[EXERCISE AIM] Write out word for word each line from the one containing "Extract the chart's" through the close of the listing, including both ends. Pictures do not belong in the copy.

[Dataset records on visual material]
"""
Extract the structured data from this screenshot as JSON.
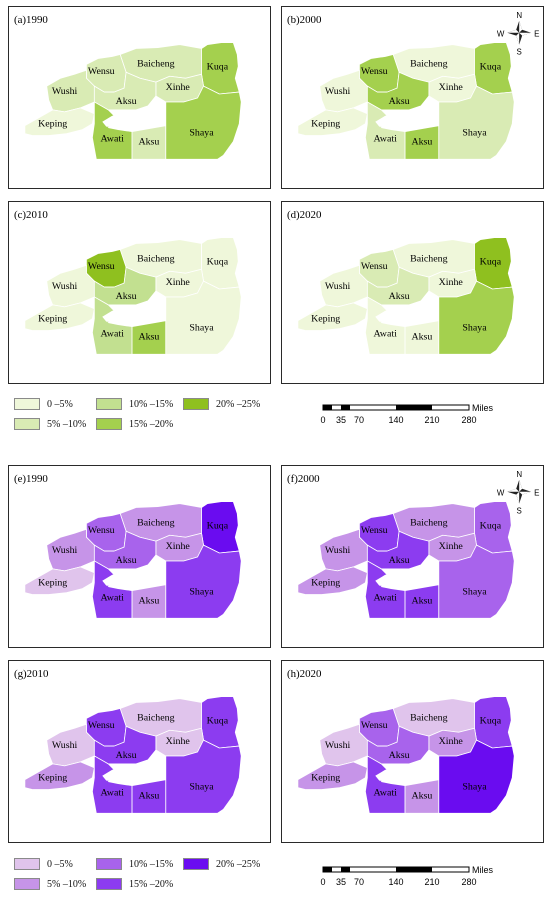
{
  "panels": [
    {
      "label": "(a)1990",
      "scheme": "green",
      "compass": false,
      "fills": {
        "Keping": 1,
        "Wushi": 2,
        "Wensu": 2,
        "Baicheng": 2,
        "Xinhe": 2,
        "Aksu": 2,
        "Awati": 4,
        "AksuS": 2,
        "Shaya": 4,
        "Kuqa": 4
      }
    },
    {
      "label": "(b)2000",
      "scheme": "green",
      "compass": true,
      "fills": {
        "Keping": 1,
        "Wushi": 1,
        "Wensu": 4,
        "Baicheng": 1,
        "Xinhe": 1,
        "Aksu": 4,
        "Awati": 2,
        "AksuS": 4,
        "Shaya": 2,
        "Kuqa": 4
      }
    },
    {
      "label": "(c)2010",
      "scheme": "green",
      "compass": false,
      "fills": {
        "Keping": 1,
        "Wushi": 1,
        "Wensu": 5,
        "Baicheng": 1,
        "Xinhe": 1,
        "Aksu": 3,
        "Awati": 3,
        "AksuS": 4,
        "Shaya": 1,
        "Kuqa": 1
      }
    },
    {
      "label": "(d)2020",
      "scheme": "green",
      "compass": false,
      "fills": {
        "Keping": 1,
        "Wushi": 1,
        "Wensu": 2,
        "Baicheng": 1,
        "Xinhe": 1,
        "Aksu": 2,
        "Awati": 1,
        "AksuS": 1,
        "Shaya": 4,
        "Kuqa": 5
      }
    },
    {
      "label": "(e)1990",
      "scheme": "purple",
      "compass": false,
      "fills": {
        "Keping": 1,
        "Wushi": 2,
        "Wensu": 3,
        "Baicheng": 2,
        "Xinhe": 2,
        "Aksu": 3,
        "Awati": 4,
        "AksuS": 2,
        "Shaya": 4,
        "Kuqa": 5
      }
    },
    {
      "label": "(f)2000",
      "scheme": "purple",
      "compass": true,
      "fills": {
        "Keping": 2,
        "Wushi": 2,
        "Wensu": 4,
        "Baicheng": 2,
        "Xinhe": 2,
        "Aksu": 4,
        "Awati": 4,
        "AksuS": 4,
        "Shaya": 3,
        "Kuqa": 3
      }
    },
    {
      "label": "(g)2010",
      "scheme": "purple",
      "compass": false,
      "fills": {
        "Keping": 2,
        "Wushi": 1,
        "Wensu": 4,
        "Baicheng": 1,
        "Xinhe": 1,
        "Aksu": 4,
        "Awati": 4,
        "AksuS": 4,
        "Shaya": 4,
        "Kuqa": 4
      }
    },
    {
      "label": "(h)2020",
      "scheme": "purple",
      "compass": false,
      "fills": {
        "Keping": 2,
        "Wushi": 1,
        "Wensu": 3,
        "Baicheng": 1,
        "Xinhe": 2,
        "Aksu": 3,
        "Awati": 4,
        "AksuS": 2,
        "Shaya": 5,
        "Kuqa": 4
      }
    }
  ],
  "region_labels": {
    "Baicheng": "Baicheng",
    "Wensu": "Wensu",
    "Kuqa": "Kuqa",
    "Wushi": "Wushi",
    "Xinhe": "Xinhe",
    "Aksu": "Aksu",
    "Keping": "Keping",
    "Awati": "Awati",
    "AksuS": "Aksu",
    "Shaya": "Shaya"
  },
  "compass": {
    "n": "N",
    "s": "S",
    "e": "E",
    "w": "W"
  },
  "schemes": {
    "green": [
      "#eff7da",
      "#d9ebb4",
      "#c2e090",
      "#a4d04e",
      "#8fc01f"
    ],
    "purple": [
      "#e0c4ec",
      "#c694e8",
      "#a863ec",
      "#8c3cf0",
      "#6a0cf0"
    ]
  },
  "legend_green": {
    "items": [
      {
        "label": "0 –5%",
        "level": 1
      },
      {
        "label": "5% –10%",
        "level": 2
      },
      {
        "label": "10% –15%",
        "level": 3
      },
      {
        "label": "15% –20%",
        "level": 4
      },
      {
        "label": "20% –25%",
        "level": 5
      }
    ]
  },
  "legend_purple": {
    "items": [
      {
        "label": "0 –5%",
        "level": 1
      },
      {
        "label": "5% –10%",
        "level": 2
      },
      {
        "label": "10% –15%",
        "level": 3
      },
      {
        "label": "15% –20%",
        "level": 4
      },
      {
        "label": "20% –25%",
        "level": 5
      }
    ]
  },
  "scale_bar": {
    "unit": "Miles",
    "ticks": [
      "0",
      "35",
      "70",
      "140",
      "210",
      "280"
    ]
  },
  "border_color": "#ffffff",
  "lake_color": "#ffffff"
}
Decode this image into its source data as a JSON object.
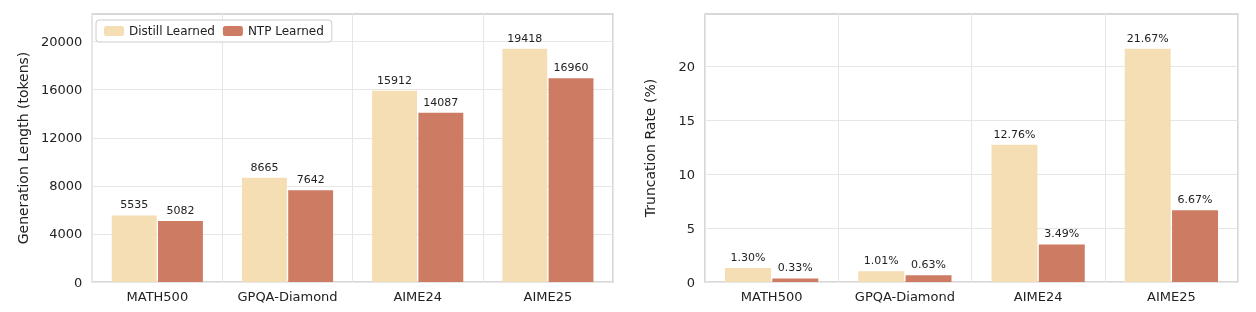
{
  "chart_data": [
    {
      "type": "bar",
      "ylabel": "Generation Length (tokens)",
      "categories": [
        "MATH500",
        "GPQA-Diamond",
        "AIME24",
        "AIME25"
      ],
      "series": [
        {
          "name": "Distill Learned",
          "color": "#f5deb3",
          "values": [
            5535,
            8665,
            15912,
            19418
          ]
        },
        {
          "name": "NTP Learned",
          "color": "#cd7b63",
          "values": [
            5082,
            7642,
            14087,
            16960
          ]
        }
      ],
      "ylim": [
        0,
        22300
      ],
      "yticks": [
        0,
        4000,
        8000,
        12000,
        16000,
        20000
      ],
      "grid": true,
      "legend": "top left",
      "data_labels": true
    },
    {
      "type": "bar",
      "ylabel": "Truncation Rate (%)",
      "categories": [
        "MATH500",
        "GPQA-Diamond",
        "AIME24",
        "AIME25"
      ],
      "series": [
        {
          "color": "#f5deb3",
          "values": [
            1.3,
            1.01,
            12.76,
            21.67
          ],
          "value_labels": [
            "1.30%",
            "1.01%",
            "12.76%",
            "21.67%"
          ]
        },
        {
          "color": "#cd7b63",
          "values": [
            0.33,
            0.63,
            3.49,
            6.67
          ],
          "value_labels": [
            "0.33%",
            "0.63%",
            "3.49%",
            "6.67%"
          ]
        }
      ],
      "ylim": [
        0,
        24.9
      ],
      "yticks": [
        0,
        5,
        10,
        15,
        20
      ],
      "grid": true,
      "legend": false
    }
  ]
}
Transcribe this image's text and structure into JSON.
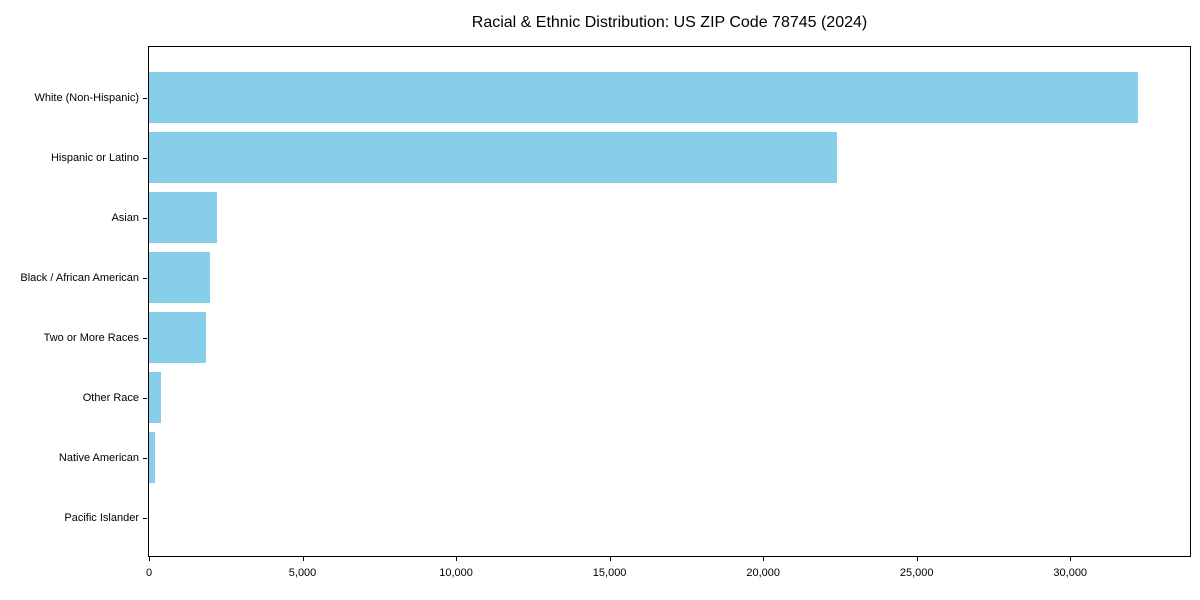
{
  "chart_data": {
    "type": "bar",
    "orientation": "horizontal",
    "title": "Racial & Ethnic Distribution: US ZIP Code 78745 (2024)",
    "categories": [
      "White (Non-Hispanic)",
      "Hispanic or Latino",
      "Asian",
      "Black / African American",
      "Two or More Races",
      "Other Race",
      "Native American",
      "Pacific Islander"
    ],
    "values": [
      32200,
      22400,
      2200,
      2000,
      1850,
      400,
      200,
      0
    ],
    "xlabel": "",
    "ylabel": "",
    "xlim": [
      0,
      33900
    ],
    "xticks": [
      0,
      5000,
      10000,
      15000,
      20000,
      25000,
      30000
    ],
    "xtick_labels": [
      "0",
      "5,000",
      "10,000",
      "15,000",
      "20,000",
      "25,000",
      "30,000"
    ],
    "bar_color": "#87CEEB",
    "axis_color": "#000000",
    "background_color": "#FFFFFF",
    "grid": false,
    "legend": null
  }
}
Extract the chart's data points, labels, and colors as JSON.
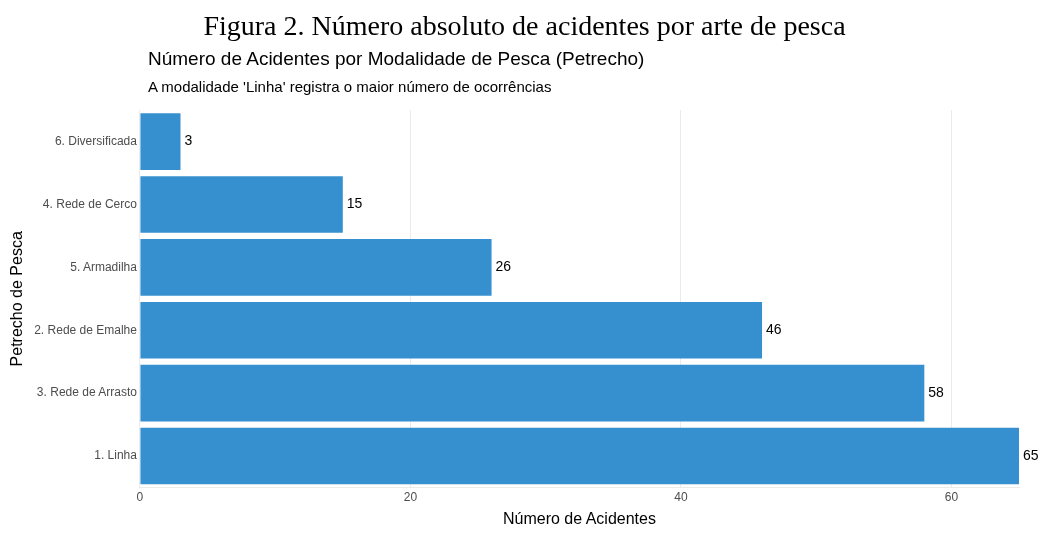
{
  "chart_data": {
    "type": "bar",
    "orientation": "horizontal",
    "title": "Figura 2. Número absoluto de acidentes por arte de pesca",
    "subtitle": "Número de Acidentes por Modalidade de Pesca (Petrecho)",
    "annotations": [
      "A modalidade 'Linha' registra o maior número de ocorrências"
    ],
    "xlabel": "Número de Acidentes",
    "ylabel": "Petrecho de Pesca",
    "categories": [
      "6. Diversificada",
      "4. Rede de Cerco",
      "5. Armadilha",
      "2. Rede de Emalhe",
      "3. Rede de Arrasto",
      "1. Linha"
    ],
    "values": [
      3,
      15,
      26,
      46,
      58,
      65
    ],
    "color": "#3690cf",
    "data_labels": true,
    "xlim": [
      0,
      65
    ],
    "xticks": [
      0,
      20,
      40,
      60
    ],
    "grid": "x",
    "legend": false
  }
}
"""
[FULL SOLUTION]
Extract the chart's data points, labels, and colors as JSON.
{
  "chart_data": {
    "type": "bar",
    "orientation": "horizontal",
    "title": "Figura 2. Número absoluto de acidentes por arte de pesca",
    "subtitle": "Número de Acidentes por Modalidade de Pesca (Petrecho)",
    "annotations": [
      "A modalidade 'Linha' registra o maior número de ocorrências"
    ],
    "xlabel": "Número de Acidentes",
    "ylabel": "Petrecho de Pesca",
    "categories": [
      "6. Diversificada",
      "4. Rede de Cerco",
      "5. Armadilha",
      "2. Rede de Emalhe",
      "3. Rede de Arrasto",
      "1. Linha"
    ],
    "values": [
      3,
      15,
      26,
      46,
      58,
      65
    ],
    "color": "#3690cf",
    "data_labels": true,
    "xlim": [
      0,
      65
    ],
    "xticks": [
      0,
      20,
      40,
      60
    ],
    "grid": "x",
    "legend": false
  }
}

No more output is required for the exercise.